══ Data provided ══

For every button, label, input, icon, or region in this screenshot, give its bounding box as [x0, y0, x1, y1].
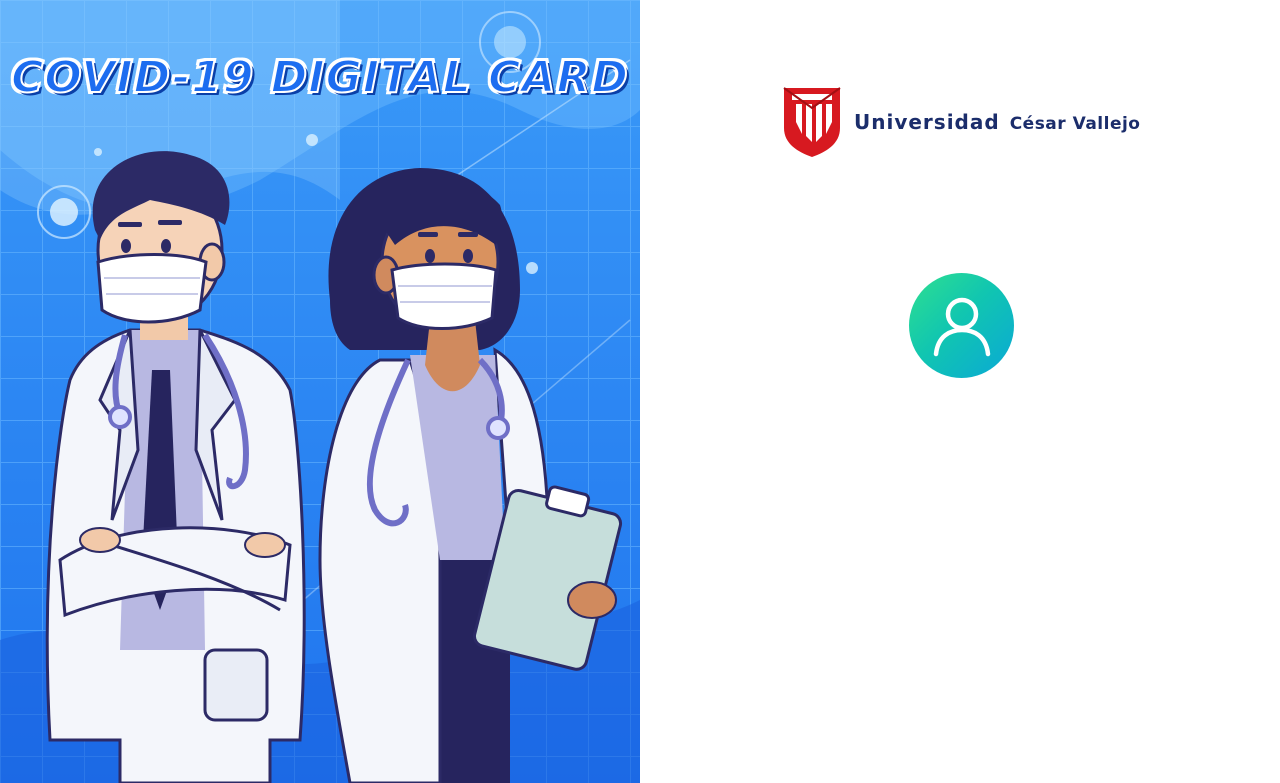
university-name-word1: Universidad	[854, 110, 1000, 134]
university-name: Universidad César Vallejo	[854, 110, 1140, 134]
card-title: COVID-19 DIGITAL CARD	[10, 51, 629, 104]
university-name-word2: César Vallejo	[1009, 114, 1141, 134]
doctors-illustration	[0, 0, 640, 783]
university-shield-logo	[783, 87, 841, 157]
card-info-panel: Universidad César Vallejo	[640, 0, 1280, 783]
avatar[interactable]	[909, 273, 1014, 378]
user-icon	[933, 297, 990, 356]
covid-card-illustration: COVID-19 DIGITAL CARD	[0, 0, 640, 783]
university-brand: Universidad César Vallejo	[782, 86, 1140, 158]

═══

Reproduce every line of the material above verbatim, omitting the pictures.

Reply -
For every button, label, input, icon, or region in this screenshot, give its bounding box as [x0, y0, x1, y1].
university-name-word1: Universidad	[854, 110, 1000, 134]
university-name: Universidad César Vallejo	[854, 110, 1140, 134]
card-title: COVID-19 DIGITAL CARD	[10, 51, 629, 104]
university-name-word2: César Vallejo	[1009, 114, 1141, 134]
doctors-illustration	[0, 0, 640, 783]
university-shield-logo	[783, 87, 841, 157]
card-info-panel: Universidad César Vallejo	[640, 0, 1280, 783]
avatar[interactable]	[909, 273, 1014, 378]
user-icon	[933, 297, 990, 356]
covid-card-illustration: COVID-19 DIGITAL CARD	[0, 0, 640, 783]
university-brand: Universidad César Vallejo	[782, 86, 1140, 158]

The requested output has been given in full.